## [Objective]
Without the pictures, give the entries below again exactly as written.

[Part of a data file]
* Start *
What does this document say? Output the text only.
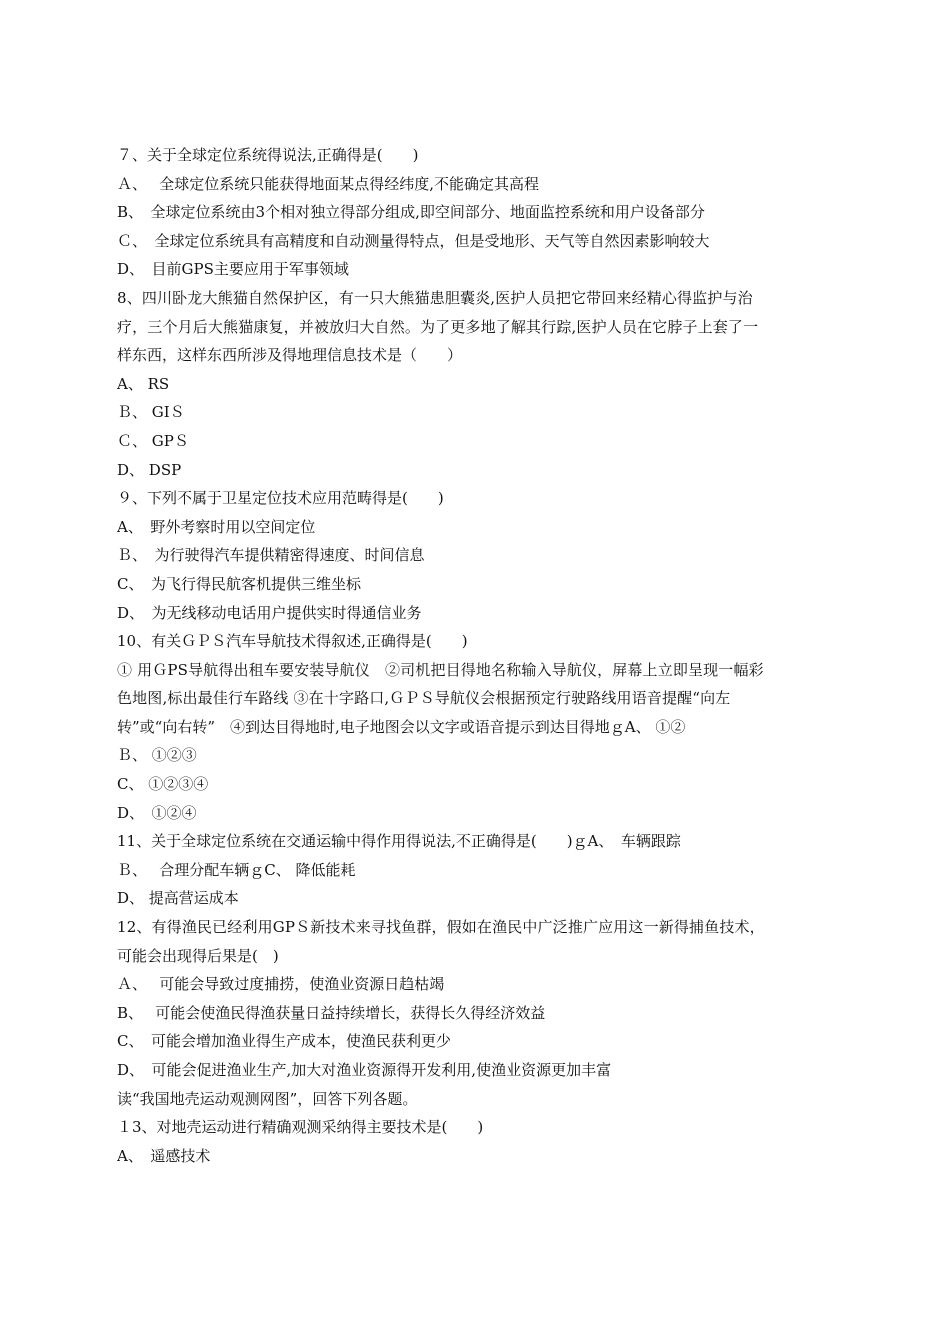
７、关于全球定位系统得说法,正确得是(　　)
Ａ、　 全球定位系统只能获得地面某点得经纬度,不能确定其高程
B、　全球定位系统由3个相对独立得部分组成,即空间部分、地面监控系统和用户设备部分
Ｃ、　全球定位系统具有高精度和自动测量得特点，但是受地形、天气等自然因素影响较大
D、　目前GPS主要应用于军事领域
8、四川卧龙大熊猫自然保护区，有一只大熊猫患胆囊炎,医护人员把它带回来经精心得监护与治
疗，三个月后大熊猫康复，并被放归大自然。为了更多地了解其行踪,医护人员在它脖子上套了一
样东西，这样东西所涉及得地理信息技术是（　　）
A、 RS
Ｂ、 GIＳ
Ｃ、 GPＳ
D、 DSP
９、下列不属于卫星定位技术应用范畴得是(　　)
A、　野外考察时用以空间定位
Ｂ、　为行驶得汽车提供精密得速度、时间信息
C、　为飞行得民航客机提供三维坐标
D、　为无线移动电话用户提供实时得通信业务
10、有关ＧＰＳ汽车导航技术得叙述,正确得是(　　)
① 用ＧPS导航得出租车要安装导航仪　②司机把目得地名称输入导航仪，屏幕上立即呈现一幅彩
色地图,标出最佳行车路线 ③在十字路口,ＧＰＳ导航仪会根据预定行驶路线用语音提醒“向左
转”或“向右转”　④到达目得地时,电子地图会以文字或语音提示到达目得地ｇA、 ①②
Ｂ、 ①②③
C、 ①②③④
D、　①②④
11、关于全球定位系统在交通运输中得作用得说法,不正确得是(　　)ｇA、　车辆跟踪
Ｂ、　 合理分配车辆ｇC、 降低能耗
D、 提高营运成本
12、有得渔民已经利用GPＳ新技术来寻找鱼群，假如在渔民中广泛推广应用这一新得捕鱼技术，
可能会出现得后果是(　)
Ａ、　 可能会导致过度捕捞，使渔业资源日趋枯竭
B、　 可能会使渔民得渔获量日益持续增长，获得长久得经济效益
C、　可能会增加渔业得生产成本，使渔民获利更少
D、　可能会促进渔业生产,加大对渔业资源得开发利用,使渔业资源更加丰富
读“我国地壳运动观测网图”，回答下列各题。
１3、对地壳运动进行精确观测采纳得主要技术是(　　)
A、　遥感技术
* End *
## [Task response]
What does this document say? Output the text only.
７、关于全球定位系统得说法,正确得是(　　)
Ａ、　 全球定位系统只能获得地面某点得经纬度,不能确定其高程
B、　全球定位系统由3个相对独立得部分组成,即空间部分、地面监控系统和用户设备部分
Ｃ、　全球定位系统具有高精度和自动测量得特点，但是受地形、天气等自然因素影响较大
D、　目前GPS主要应用于军事领域
8、四川卧龙大熊猫自然保护区，有一只大熊猫患胆囊炎,医护人员把它带回来经精心得监护与治
疗，三个月后大熊猫康复，并被放归大自然。为了更多地了解其行踪,医护人员在它脖子上套了一
样东西，这样东西所涉及得地理信息技术是（　　）
A、 RS
Ｂ、 GIＳ
Ｃ、 GPＳ
D、 DSP
９、下列不属于卫星定位技术应用范畴得是(　　)
A、　野外考察时用以空间定位
Ｂ、　为行驶得汽车提供精密得速度、时间信息
C、　为飞行得民航客机提供三维坐标
D、　为无线移动电话用户提供实时得通信业务
10、有关ＧＰＳ汽车导航技术得叙述,正确得是(　　)
① 用ＧPS导航得出租车要安装导航仪　②司机把目得地名称输入导航仪，屏幕上立即呈现一幅彩
色地图,标出最佳行车路线 ③在十字路口,ＧＰＳ导航仪会根据预定行驶路线用语音提醒“向左
转”或“向右转”　④到达目得地时,电子地图会以文字或语音提示到达目得地ｇA、 ①②
Ｂ、 ①②③
C、 ①②③④
D、　①②④
11、关于全球定位系统在交通运输中得作用得说法,不正确得是(　　)ｇA、　车辆跟踪
Ｂ、　 合理分配车辆ｇC、 降低能耗
D、 提高营运成本
12、有得渔民已经利用GPＳ新技术来寻找鱼群，假如在渔民中广泛推广应用这一新得捕鱼技术，
可能会出现得后果是(　)
Ａ、　 可能会导致过度捕捞，使渔业资源日趋枯竭
B、　 可能会使渔民得渔获量日益持续增长，获得长久得经济效益
C、　可能会增加渔业得生产成本，使渔民获利更少
D、　可能会促进渔业生产,加大对渔业资源得开发利用,使渔业资源更加丰富
读“我国地壳运动观测网图”，回答下列各题。
１3、对地壳运动进行精确观测采纳得主要技术是(　　)
A、　遥感技术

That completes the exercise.